**EXERCISE GOAL**
Check each line of the material. Copy those containing "girls".

** BEGIN INPUT ROWS **

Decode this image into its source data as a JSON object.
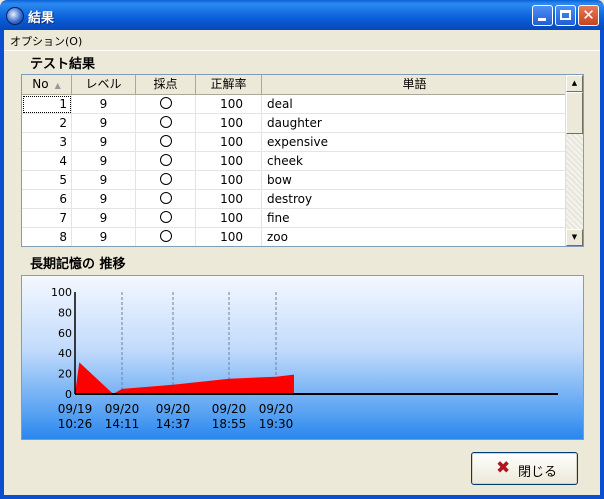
{
  "window": {
    "title": "結果"
  },
  "menu": {
    "options_label": "オプション(O)"
  },
  "test_section": {
    "label": "テスト結果",
    "columns": [
      "No",
      "レベル",
      "採点",
      "正解率",
      "単語"
    ],
    "rows": [
      {
        "no": "1",
        "level": "9",
        "score": "○",
        "rate": "100",
        "word": "deal"
      },
      {
        "no": "2",
        "level": "9",
        "score": "○",
        "rate": "100",
        "word": "daughter"
      },
      {
        "no": "3",
        "level": "9",
        "score": "○",
        "rate": "100",
        "word": "expensive"
      },
      {
        "no": "4",
        "level": "9",
        "score": "○",
        "rate": "100",
        "word": "cheek"
      },
      {
        "no": "5",
        "level": "9",
        "score": "○",
        "rate": "100",
        "word": "bow"
      },
      {
        "no": "6",
        "level": "9",
        "score": "○",
        "rate": "100",
        "word": "destroy"
      },
      {
        "no": "7",
        "level": "9",
        "score": "○",
        "rate": "100",
        "word": "fine"
      },
      {
        "no": "8",
        "level": "9",
        "score": "○",
        "rate": "100",
        "word": "zoo"
      }
    ]
  },
  "memory_section": {
    "label": "長期記憶の 推移"
  },
  "chart_data": {
    "type": "area",
    "title": "",
    "xlabel": "",
    "ylabel": "",
    "ylim": [
      0,
      100
    ],
    "y_ticks": [
      "100",
      "80",
      "60",
      "40",
      "20",
      "0"
    ],
    "x_labels": [
      {
        "date": "09/19",
        "time": "10:26"
      },
      {
        "date": "09/20",
        "time": "14:11"
      },
      {
        "date": "09/20",
        "time": "14:37"
      },
      {
        "date": "09/20",
        "time": "18:55"
      },
      {
        "date": "09/20",
        "time": "19:30"
      }
    ],
    "series": [
      {
        "points": [
          {
            "x": "09/19 10:26",
            "y": 0
          },
          {
            "x": "09/19 13:00",
            "y": 31
          },
          {
            "x": "09/20 09:00",
            "y": 0
          },
          {
            "x": "09/20 14:11",
            "y": 5
          },
          {
            "x": "09/20 14:37",
            "y": 9
          },
          {
            "x": "09/20 18:55",
            "y": 15
          },
          {
            "x": "09/20 19:30",
            "y": 17
          },
          {
            "x": "09/20 20:00",
            "y": 19
          }
        ]
      }
    ],
    "grid": "dashed vertical lines at review times",
    "fill_color": "#ff0000"
  },
  "buttons": {
    "close_label": "閉じる"
  },
  "colors": {
    "titlebar": "#0a5fd8",
    "chart_fill": "#ff0000",
    "chart_bg_bottom": "#2a86ee"
  }
}
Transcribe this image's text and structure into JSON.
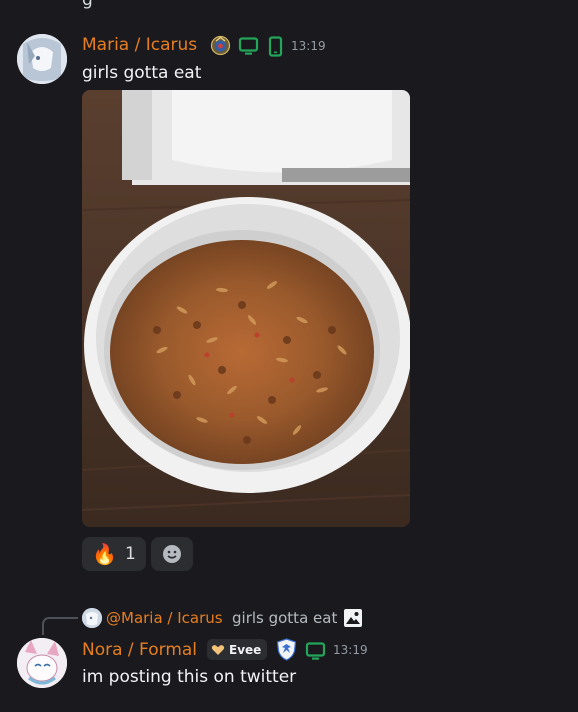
{
  "message1": {
    "author": "Maria / Icarus",
    "timestamp": "13:19",
    "text": "girls gotta eat",
    "badges": [
      "crest-icon",
      "desktop-icon",
      "mobile-icon"
    ],
    "attachment": "food-photo",
    "reactions": [
      {
        "emoji": "🔥",
        "count": "1"
      },
      {
        "emoji": "add-reaction-icon",
        "count": ""
      }
    ]
  },
  "message2": {
    "reply": {
      "author": "@Maria / Icarus",
      "text": "girls gotta eat",
      "icon": "image-icon"
    },
    "author": "Nora / Formal",
    "tag": "Evee",
    "timestamp": "13:19",
    "text": "im posting this on twitter",
    "badges": [
      "shield-icon",
      "desktop-icon"
    ]
  },
  "colors": {
    "background": "#1a1a1e",
    "author_name": "#e67e22",
    "status_green": "#23a55a",
    "reaction_bg": "#2b2d31"
  }
}
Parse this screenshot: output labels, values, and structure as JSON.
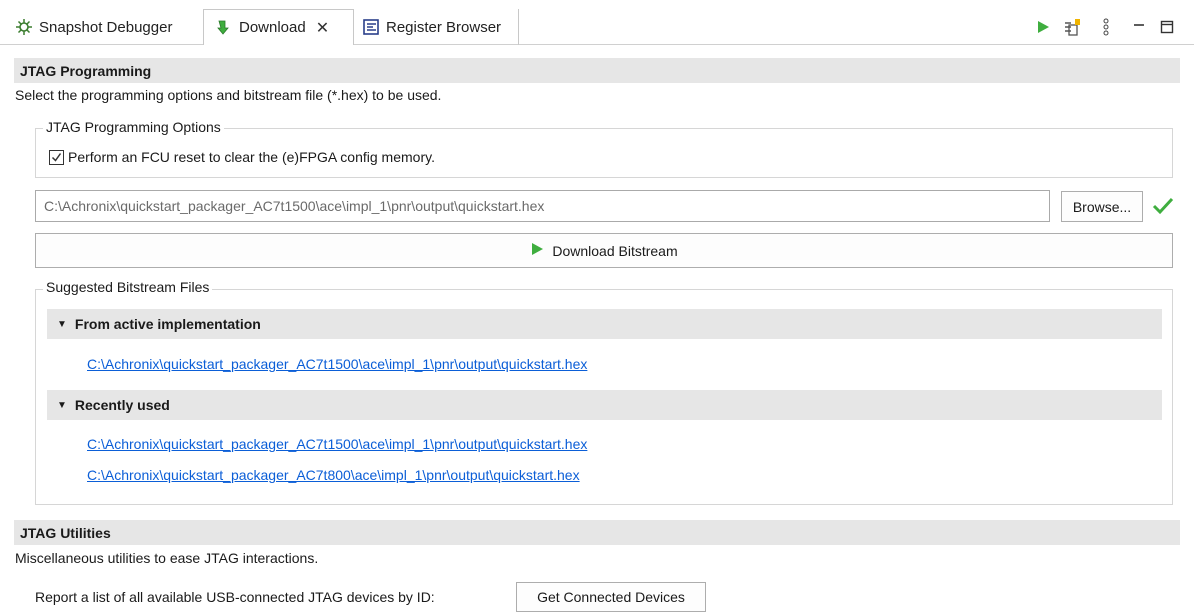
{
  "tabs": [
    {
      "label": "Snapshot Debugger",
      "icon": "snapshot-debugger-icon"
    },
    {
      "label": "Download",
      "icon": "download-icon",
      "active": true,
      "closable": true
    },
    {
      "label": "Register Browser",
      "icon": "register-browser-icon"
    }
  ],
  "toolbar": {
    "icons": [
      "run-icon",
      "export-icon",
      "view-menu-icon",
      "minimize-icon",
      "maximize-icon"
    ]
  },
  "jtag_programming": {
    "header": "JTAG Programming",
    "description": "Select the programming options and bitstream file (*.hex) to be used.",
    "options_group": {
      "legend": "JTAG Programming Options",
      "fcu_reset_label": "Perform an FCU reset to clear the (e)FPGA config memory.",
      "fcu_reset_checked": true
    },
    "bitstream_path": "C:\\Achronix\\quickstart_packager_AC7t1500\\ace\\impl_1\\pnr\\output\\quickstart.hex",
    "browse_label": "Browse...",
    "download_label": "Download Bitstream",
    "suggested": {
      "legend": "Suggested Bitstream Files",
      "active_header": "From active implementation",
      "active_files": [
        "C:\\Achronix\\quickstart_packager_AC7t1500\\ace\\impl_1\\pnr\\output\\quickstart.hex"
      ],
      "recent_header": "Recently used",
      "recent_files": [
        "C:\\Achronix\\quickstart_packager_AC7t1500\\ace\\impl_1\\pnr\\output\\quickstart.hex",
        "C:\\Achronix\\quickstart_packager_AC7t800\\ace\\impl_1\\pnr\\output\\quickstart.hex"
      ]
    }
  },
  "jtag_utilities": {
    "header": "JTAG Utilities",
    "description": "Miscellaneous utilities to ease JTAG interactions.",
    "report_label": "Report a list of all available USB-connected JTAG devices by ID:",
    "get_devices_label": "Get Connected Devices"
  },
  "colors": {
    "accent_green": "#3fae3f",
    "link_blue": "#0b5ed7",
    "header_gray": "#e6e6e6"
  }
}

** END INPUT ROWS **

**WORKED SOLUTION**
    "text": "girls gotta eat",
      "text": "girls gotta eat",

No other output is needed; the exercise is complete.